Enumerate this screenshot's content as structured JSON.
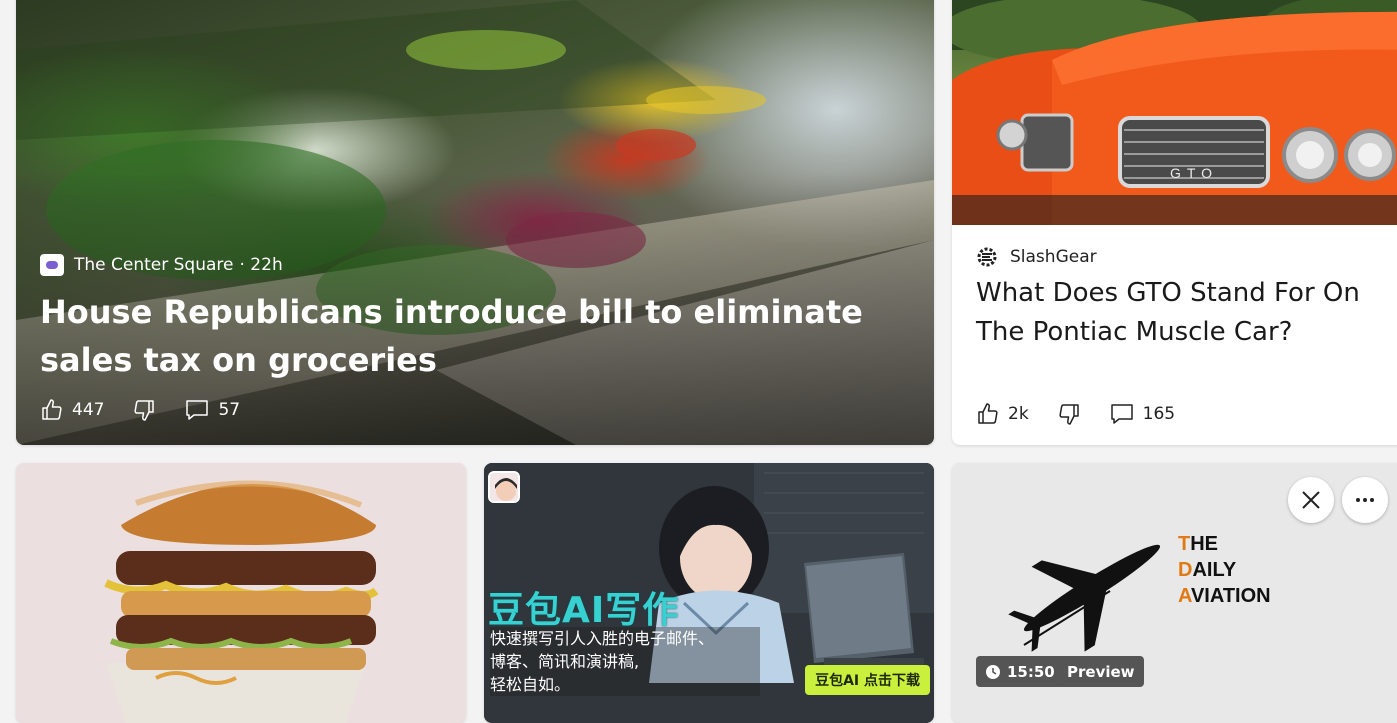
{
  "hero": {
    "source": "The Center Square",
    "age": "· 22h",
    "title": "House Republicans introduce bill to eliminate sales tax on groceries",
    "likes": "447",
    "comments": "57"
  },
  "gto": {
    "source": "SlashGear",
    "title": "What Does GTO Stand For On The Pontiac Muscle Car?",
    "likes": "2k",
    "comments": "165",
    "grille_text": "GTO"
  },
  "doubao": {
    "title": "豆包AI写作",
    "desc_line1": "快速撰写引人入胜的电子邮件、",
    "desc_line2": "博客、简讯和演讲稿,",
    "desc_line3": "轻松自如。",
    "cta": "豆包AI 点击下载"
  },
  "aviation": {
    "logo_line1_first": "T",
    "logo_line1_rest": "HE",
    "logo_line2_first": "D",
    "logo_line2_rest": "AILY",
    "logo_line3_first": "A",
    "logo_line3_rest": "VIATION",
    "duration": "15:50",
    "preview_label": "Preview"
  },
  "colors": {
    "accent_orange": "#e07a14",
    "doubao_cyan": "#38d1d1",
    "doubao_cta": "#c8f03c",
    "car_orange": "#f25a1b"
  }
}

⁂

From the records above, copy every line that holds the word "source".

    "source": "The Center Square",
    "source": "SlashGear",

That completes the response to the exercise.